[Extracted data entries]
>> start

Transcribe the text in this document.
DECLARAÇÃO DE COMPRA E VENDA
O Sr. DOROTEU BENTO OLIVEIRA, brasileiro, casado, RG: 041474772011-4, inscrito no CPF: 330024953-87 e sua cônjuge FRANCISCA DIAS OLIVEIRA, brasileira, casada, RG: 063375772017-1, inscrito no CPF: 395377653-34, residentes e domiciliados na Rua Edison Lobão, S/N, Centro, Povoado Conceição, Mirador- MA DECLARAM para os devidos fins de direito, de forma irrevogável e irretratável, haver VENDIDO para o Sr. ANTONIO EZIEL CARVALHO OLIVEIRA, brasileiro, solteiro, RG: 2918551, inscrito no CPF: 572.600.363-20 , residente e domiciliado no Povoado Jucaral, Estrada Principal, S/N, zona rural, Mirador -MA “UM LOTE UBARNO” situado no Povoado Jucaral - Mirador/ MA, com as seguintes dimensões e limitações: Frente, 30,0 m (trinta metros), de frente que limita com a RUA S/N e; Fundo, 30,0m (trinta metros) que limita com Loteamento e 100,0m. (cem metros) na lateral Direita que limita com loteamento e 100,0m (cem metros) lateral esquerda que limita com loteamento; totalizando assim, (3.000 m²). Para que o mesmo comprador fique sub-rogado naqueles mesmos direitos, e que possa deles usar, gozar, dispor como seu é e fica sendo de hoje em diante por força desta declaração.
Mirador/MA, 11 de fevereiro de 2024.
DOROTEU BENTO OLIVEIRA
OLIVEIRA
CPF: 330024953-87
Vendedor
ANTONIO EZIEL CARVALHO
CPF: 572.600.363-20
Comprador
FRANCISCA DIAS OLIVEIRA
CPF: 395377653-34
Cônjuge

>> end

[Given exercise]
Exactly reproduce every line found in the records.

[Written solution]
Transcribe the text in this document.
DECLARAÇÃO DE COMPRA E VENDA
O Sr. DOROTEU BENTO OLIVEIRA, brasileiro, casado, RG: 041474772011-4, inscrito no CPF: 330024953-87 e sua cônjuge FRANCISCA DIAS OLIVEIRA, brasileira, casada, RG: 063375772017-1, inscrito no CPF: 395377653-34, residentes e domiciliados na Rua Edison Lobão, S/N, Centro, Povoado Conceição, Mirador- MA DECLARAM para os devidos fins de direito, de forma irrevogável e irretratável, haver VENDIDO para o Sr. ANTONIO EZIEL CARVALHO OLIVEIRA, brasileiro, solteiro, RG: 2918551, inscrito no CPF: 572.600.363-20 , residente e domiciliado no Povoado Jucaral, Estrada Principal, S/N, zona rural, Mirador -MA “UM LOTE UBARNO” situado no Povoado Jucaral - Mirador/ MA, com as seguintes dimensões e limitações: Frente, 30,0 m (trinta metros), de frente que limita com a RUA S/N e; Fundo, 30,0m (trinta metros) que limita com Loteamento e 100,0m. (cem metros) na lateral Direita que limita com loteamento e 100,0m (cem metros) lateral esquerda que limita com loteamento; totalizando assim, (3.000 m²). Para que o mesmo comprador fique sub-rogado naqueles mesmos direitos, e que possa deles usar, gozar, dispor como seu é e fica sendo de hoje em diante por força desta declaração.
Mirador/MA, 11 de fevereiro de 2024.
DOROTEU BENTO OLIVEIRA
OLIVEIRA
CPF: 330024953-87
Vendedor
ANTONIO EZIEL CARVALHO
CPF: 572.600.363-20
Comprador
FRANCISCA DIAS OLIVEIRA
CPF: 395377653-34
Cônjuge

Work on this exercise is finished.